(Entries with figure data)
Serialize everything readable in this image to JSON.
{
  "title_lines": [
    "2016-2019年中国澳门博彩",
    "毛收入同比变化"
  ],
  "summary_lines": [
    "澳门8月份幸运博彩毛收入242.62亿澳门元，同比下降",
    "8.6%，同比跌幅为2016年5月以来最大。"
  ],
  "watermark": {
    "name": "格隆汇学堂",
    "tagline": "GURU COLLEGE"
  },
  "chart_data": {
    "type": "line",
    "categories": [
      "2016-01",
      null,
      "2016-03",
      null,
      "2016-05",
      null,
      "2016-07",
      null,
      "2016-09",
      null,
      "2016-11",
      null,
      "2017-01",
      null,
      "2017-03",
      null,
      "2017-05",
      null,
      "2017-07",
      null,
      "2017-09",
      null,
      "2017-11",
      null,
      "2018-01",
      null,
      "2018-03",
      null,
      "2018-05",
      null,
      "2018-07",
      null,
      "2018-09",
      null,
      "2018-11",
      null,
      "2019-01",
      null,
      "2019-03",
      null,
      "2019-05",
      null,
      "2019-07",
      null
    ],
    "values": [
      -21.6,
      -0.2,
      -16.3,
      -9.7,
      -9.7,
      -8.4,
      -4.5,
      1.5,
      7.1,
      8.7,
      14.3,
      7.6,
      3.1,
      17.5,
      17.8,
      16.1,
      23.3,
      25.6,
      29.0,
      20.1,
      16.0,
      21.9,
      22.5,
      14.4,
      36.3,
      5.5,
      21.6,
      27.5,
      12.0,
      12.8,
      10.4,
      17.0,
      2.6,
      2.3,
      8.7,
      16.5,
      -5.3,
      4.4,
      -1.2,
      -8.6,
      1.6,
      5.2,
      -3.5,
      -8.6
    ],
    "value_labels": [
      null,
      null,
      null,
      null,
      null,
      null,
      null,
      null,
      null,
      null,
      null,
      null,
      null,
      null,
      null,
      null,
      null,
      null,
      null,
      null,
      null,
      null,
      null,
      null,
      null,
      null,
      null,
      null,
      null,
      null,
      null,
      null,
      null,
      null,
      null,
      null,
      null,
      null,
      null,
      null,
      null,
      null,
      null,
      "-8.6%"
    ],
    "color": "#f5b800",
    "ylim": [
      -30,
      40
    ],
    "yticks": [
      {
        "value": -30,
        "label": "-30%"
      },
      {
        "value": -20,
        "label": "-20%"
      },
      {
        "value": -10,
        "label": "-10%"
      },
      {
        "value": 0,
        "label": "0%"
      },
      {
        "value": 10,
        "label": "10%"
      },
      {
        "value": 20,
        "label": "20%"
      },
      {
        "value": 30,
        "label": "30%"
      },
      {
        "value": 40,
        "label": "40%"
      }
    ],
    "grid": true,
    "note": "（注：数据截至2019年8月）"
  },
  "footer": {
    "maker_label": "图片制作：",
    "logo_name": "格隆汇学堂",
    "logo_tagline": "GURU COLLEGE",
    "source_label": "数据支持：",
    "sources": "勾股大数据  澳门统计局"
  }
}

# [Your instructions]
Extract all lines from the material above that include the word "COLLEGE".

# [Task solution]
    "tagline": "GURU COLLEGE"
    "logo_tagline": "GURU COLLEGE",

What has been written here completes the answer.